*Stated problem*.
Copy the entries below exactly. Images do not belong in the copy.

::: Given information

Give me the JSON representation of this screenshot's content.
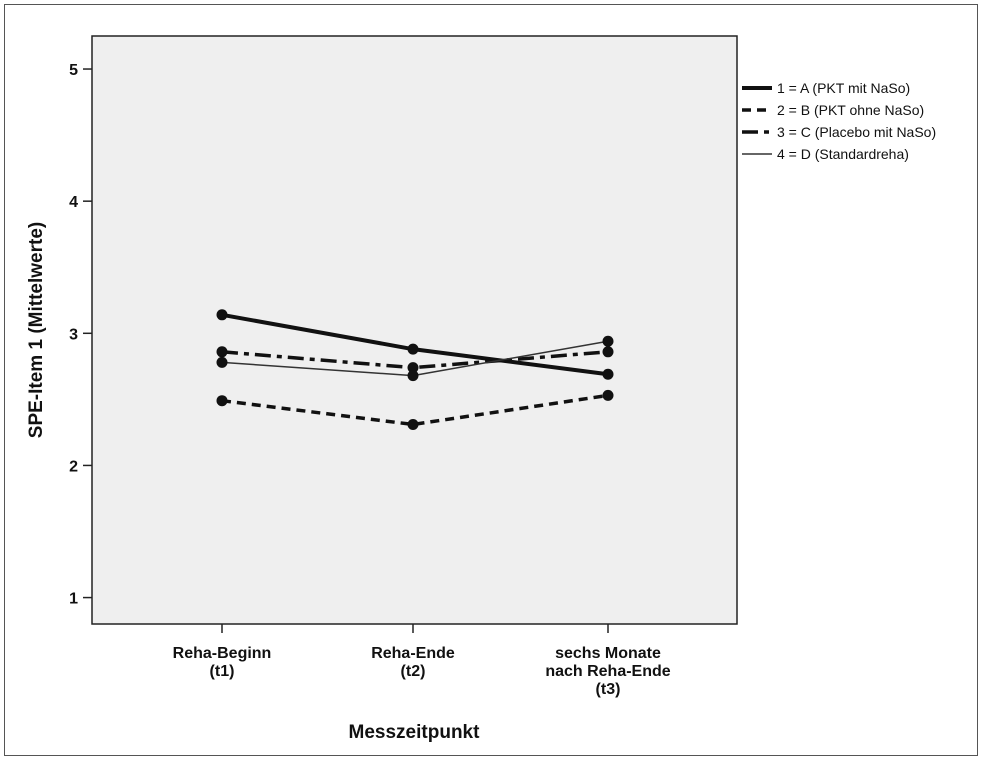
{
  "chart_data": {
    "type": "line",
    "title": "",
    "xlabel": "Messzeitpunkt",
    "ylabel": "SPE-Item 1 (Mittelwerte)",
    "ylim": [
      0.8,
      5.25
    ],
    "yticks": [
      1,
      2,
      3,
      4,
      5
    ],
    "ytick_labels": [
      "1",
      "2",
      "3",
      "4",
      "5"
    ],
    "categories": [
      [
        "Reha-Beginn",
        "(t1)"
      ],
      [
        "Reha-Ende",
        "(t2)"
      ],
      [
        "sechs Monate",
        "nach Reha-Ende",
        "(t3)"
      ]
    ],
    "grid": false,
    "legend_position": "right",
    "series": [
      {
        "name": "1 = A  (PKT mit NaSo)",
        "values": [
          3.14,
          2.88,
          2.69
        ],
        "style": "solid-thick",
        "color": "#111111"
      },
      {
        "name": "2 = B  (PKT ohne NaSo)",
        "values": [
          2.49,
          2.31,
          2.53
        ],
        "style": "dashed",
        "color": "#111111"
      },
      {
        "name": "3 = C  (Placebo mit NaSo)",
        "values": [
          2.86,
          2.74,
          2.86
        ],
        "style": "dash-dot",
        "color": "#111111"
      },
      {
        "name": "4 = D  (Standardreha)",
        "values": [
          2.78,
          2.68,
          2.94
        ],
        "style": "solid-thin",
        "color": "#333333"
      }
    ]
  },
  "colors": {
    "plot_background": "#efefef",
    "axis": "#222222"
  }
}
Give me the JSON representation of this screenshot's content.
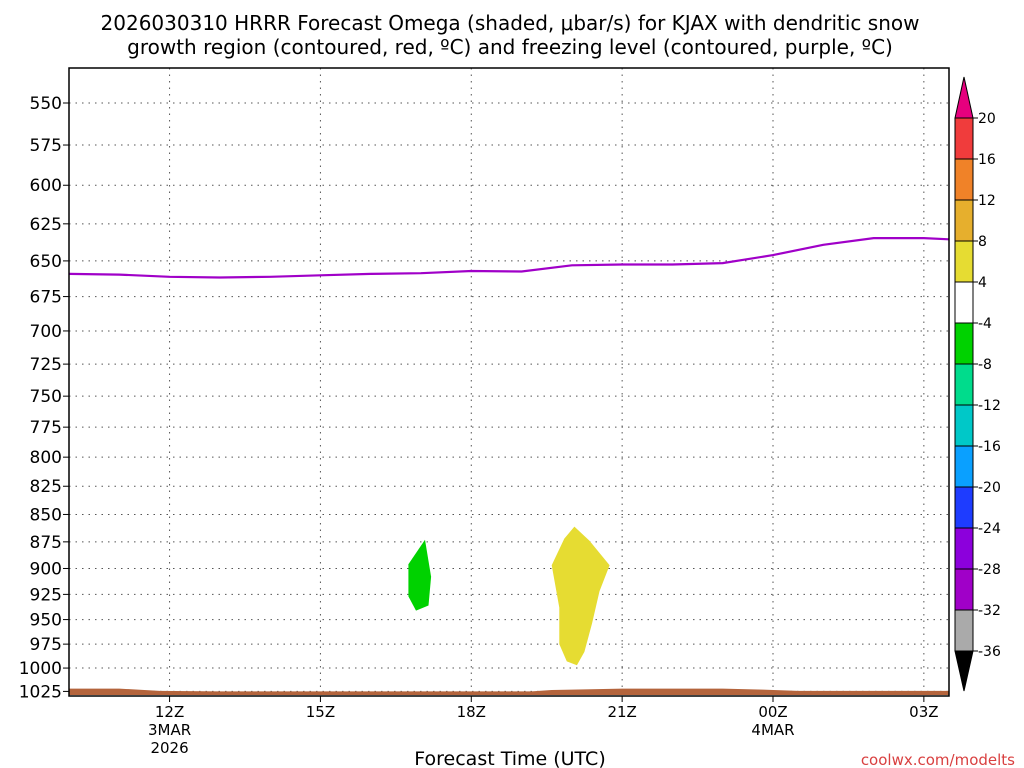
{
  "chart_data": {
    "type": "time-height cross section",
    "title_line1": "2026030310 HRRR Forecast Omega (shaded, μbar/s) for KJAX with dendritic snow",
    "title_line2": "growth region (contoured, red, ºC) and freezing level (contoured, purple, ºC)",
    "xlabel": "Forecast Time (UTC)",
    "credit": "coolwx.com/modelts",
    "x_range_hours": [
      10,
      27.5
    ],
    "x_ticks": [
      {
        "hour": 12,
        "label": "12Z",
        "sub1": "3MAR",
        "sub2": "2026"
      },
      {
        "hour": 15,
        "label": "15Z",
        "sub1": "",
        "sub2": ""
      },
      {
        "hour": 18,
        "label": "18Z",
        "sub1": "",
        "sub2": ""
      },
      {
        "hour": 21,
        "label": "21Z",
        "sub1": "",
        "sub2": ""
      },
      {
        "hour": 24,
        "label": "00Z",
        "sub1": "4MAR",
        "sub2": ""
      },
      {
        "hour": 27,
        "label": "03Z",
        "sub1": "",
        "sub2": ""
      }
    ],
    "y_range_hpa": [
      1030,
      530
    ],
    "y_ticks": [
      550,
      575,
      600,
      625,
      650,
      675,
      700,
      725,
      750,
      775,
      800,
      825,
      850,
      875,
      900,
      925,
      950,
      975,
      1000,
      1025
    ],
    "freezing_level": {
      "color": "#a000c8",
      "points": [
        [
          10,
          659
        ],
        [
          11,
          659.5
        ],
        [
          12,
          661
        ],
        [
          13,
          661.5
        ],
        [
          14,
          661
        ],
        [
          15,
          660
        ],
        [
          16,
          659
        ],
        [
          17,
          658.5
        ],
        [
          18,
          657
        ],
        [
          19,
          657.3
        ],
        [
          20,
          653
        ],
        [
          21,
          652.5
        ],
        [
          22,
          652.5
        ],
        [
          23,
          651.5
        ],
        [
          24,
          646
        ],
        [
          25,
          639
        ],
        [
          26,
          634.5
        ],
        [
          27,
          634.5
        ],
        [
          27.5,
          635.3
        ]
      ]
    },
    "omega_regions": [
      {
        "value_bin": "-8 to -4",
        "color": "#00d200",
        "points": [
          [
            16.75,
            896
          ],
          [
            17.08,
            873
          ],
          [
            17.2,
            908
          ],
          [
            17.15,
            936
          ],
          [
            16.9,
            941
          ],
          [
            16.75,
            927
          ]
        ]
      },
      {
        "value_bin": "4 to 8",
        "color": "#e6dc32",
        "points": [
          [
            19.6,
            897
          ],
          [
            19.85,
            872
          ],
          [
            20.05,
            861
          ],
          [
            20.35,
            874
          ],
          [
            20.75,
            897
          ],
          [
            20.55,
            922
          ],
          [
            20.4,
            954
          ],
          [
            20.25,
            983
          ],
          [
            20.1,
            997
          ],
          [
            19.9,
            993
          ],
          [
            19.75,
            975
          ],
          [
            19.75,
            938
          ]
        ]
      }
    ],
    "terrain": {
      "color": "#b4643c",
      "points": [
        [
          10,
          1022
        ],
        [
          11,
          1022
        ],
        [
          11.8,
          1024.5
        ],
        [
          13,
          1025
        ],
        [
          18,
          1025
        ],
        [
          19.2,
          1025
        ],
        [
          19.6,
          1023.5
        ],
        [
          20,
          1023
        ],
        [
          21,
          1022
        ],
        [
          23,
          1022
        ],
        [
          23.8,
          1023
        ],
        [
          24.5,
          1024.5
        ],
        [
          27.5,
          1024.5
        ]
      ]
    },
    "colorbar": {
      "labels": [
        "20",
        "16",
        "12",
        "8",
        "4",
        "-4",
        "-8",
        "-12",
        "-16",
        "-20",
        "-24",
        "-28",
        "-32",
        "-36"
      ],
      "colors": [
        "#f03c3c",
        "#f08228",
        "#e6af2d",
        "#e6dc32",
        "#ffffff",
        "#00d200",
        "#00dc8c",
        "#00c8c8",
        "#0aa0ff",
        "#1e3cff",
        "#8c00dc",
        "#a000c8",
        "#aaaaaa"
      ],
      "top_arrow_color": "#e6007e",
      "bottom_arrow_color": "#000000"
    }
  }
}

::::::

*The reply*.
Give me the JSON representation of this screenshot's content.
{
  "chart_data": {
    "type": "line",
    "title": "",
    "xlabel": "Messzeitpunkt",
    "ylabel": "SPE-Item 1 (Mittelwerte)",
    "ylim": [
      0.8,
      5.25
    ],
    "yticks": [
      1,
      2,
      3,
      4,
      5
    ],
    "ytick_labels": [
      "1",
      "2",
      "3",
      "4",
      "5"
    ],
    "categories": [
      [
        "Reha-Beginn",
        "(t1)"
      ],
      [
        "Reha-Ende",
        "(t2)"
      ],
      [
        "sechs Monate",
        "nach Reha-Ende",
        "(t3)"
      ]
    ],
    "grid": false,
    "legend_position": "right",
    "series": [
      {
        "name": "1 = A  (PKT mit NaSo)",
        "values": [
          3.14,
          2.88,
          2.69
        ],
        "style": "solid-thick",
        "color": "#111111"
      },
      {
        "name": "2 = B  (PKT ohne NaSo)",
        "values": [
          2.49,
          2.31,
          2.53
        ],
        "style": "dashed",
        "color": "#111111"
      },
      {
        "name": "3 = C  (Placebo mit NaSo)",
        "values": [
          2.86,
          2.74,
          2.86
        ],
        "style": "dash-dot",
        "color": "#111111"
      },
      {
        "name": "4 = D  (Standardreha)",
        "values": [
          2.78,
          2.68,
          2.94
        ],
        "style": "solid-thin",
        "color": "#333333"
      }
    ]
  },
  "colors": {
    "plot_background": "#efefef",
    "axis": "#222222"
  }
}
Give me the JSON representation of this screenshot's content.
{
  "chart_data": {
    "type": "time-height cross section",
    "title_line1": "2026030310 HRRR Forecast Omega (shaded, μbar/s) for KJAX with dendritic snow",
    "title_line2": "growth region (contoured, red, ºC) and freezing level (contoured, purple, ºC)",
    "xlabel": "Forecast Time (UTC)",
    "credit": "coolwx.com/modelts",
    "x_range_hours": [
      10,
      27.5
    ],
    "x_ticks": [
      {
        "hour": 12,
        "label": "12Z",
        "sub1": "3MAR",
        "sub2": "2026"
      },
      {
        "hour": 15,
        "label": "15Z",
        "sub1": "",
        "sub2": ""
      },
      {
        "hour": 18,
        "label": "18Z",
        "sub1": "",
        "sub2": ""
      },
      {
        "hour": 21,
        "label": "21Z",
        "sub1": "",
        "sub2": ""
      },
      {
        "hour": 24,
        "label": "00Z",
        "sub1": "4MAR",
        "sub2": ""
      },
      {
        "hour": 27,
        "label": "03Z",
        "sub1": "",
        "sub2": ""
      }
    ],
    "y_range_hpa": [
      1030,
      530
    ],
    "y_ticks": [
      550,
      575,
      600,
      625,
      650,
      675,
      700,
      725,
      750,
      775,
      800,
      825,
      850,
      875,
      900,
      925,
      950,
      975,
      1000,
      1025
    ],
    "freezing_level": {
      "color": "#a000c8",
      "points": [
        [
          10,
          659
        ],
        [
          11,
          659.5
        ],
        [
          12,
          661
        ],
        [
          13,
          661.5
        ],
        [
          14,
          661
        ],
        [
          15,
          660
        ],
        [
          16,
          659
        ],
        [
          17,
          658.5
        ],
        [
          18,
          657
        ],
        [
          19,
          657.3
        ],
        [
          20,
          653
        ],
        [
          21,
          652.5
        ],
        [
          22,
          652.5
        ],
        [
          23,
          651.5
        ],
        [
          24,
          646
        ],
        [
          25,
          639
        ],
        [
          26,
          634.5
        ],
        [
          27,
          634.5
        ],
        [
          27.5,
          635.3
        ]
      ]
    },
    "omega_regions": [
      {
        "value_bin": "-8 to -4",
        "color": "#00d200",
        "points": [
          [
            16.75,
            896
          ],
          [
            17.08,
            873
          ],
          [
            17.2,
            908
          ],
          [
            17.15,
            936
          ],
          [
            16.9,
            941
          ],
          [
            16.75,
            927
          ]
        ]
      },
      {
        "value_bin": "4 to 8",
        "color": "#e6dc32",
        "points": [
          [
            19.6,
            897
          ],
          [
            19.85,
            872
          ],
          [
            20.05,
            861
          ],
          [
            20.35,
            874
          ],
          [
            20.75,
            897
          ],
          [
            20.55,
            922
          ],
          [
            20.4,
            954
          ],
          [
            20.25,
            983
          ],
          [
            20.1,
            997
          ],
          [
            19.9,
            993
          ],
          [
            19.75,
            975
          ],
          [
            19.75,
            938
          ]
        ]
      }
    ],
    "terrain": {
      "color": "#b4643c",
      "points": [
        [
          10,
          1022
        ],
        [
          11,
          1022
        ],
        [
          11.8,
          1024.5
        ],
        [
          13,
          1025
        ],
        [
          18,
          1025
        ],
        [
          19.2,
          1025
        ],
        [
          19.6,
          1023.5
        ],
        [
          20,
          1023
        ],
        [
          21,
          1022
        ],
        [
          23,
          1022
        ],
        [
          23.8,
          1023
        ],
        [
          24.5,
          1024.5
        ],
        [
          27.5,
          1024.5
        ]
      ]
    },
    "colorbar": {
      "labels": [
        "20",
        "16",
        "12",
        "8",
        "4",
        "-4",
        "-8",
        "-12",
        "-16",
        "-20",
        "-24",
        "-28",
        "-32",
        "-36"
      ],
      "colors": [
        "#f03c3c",
        "#f08228",
        "#e6af2d",
        "#e6dc32",
        "#ffffff",
        "#00d200",
        "#00dc8c",
        "#00c8c8",
        "#0aa0ff",
        "#1e3cff",
        "#8c00dc",
        "#a000c8",
        "#aaaaaa"
      ],
      "top_arrow_color": "#e6007e",
      "bottom_arrow_color": "#000000"
    }
  }
}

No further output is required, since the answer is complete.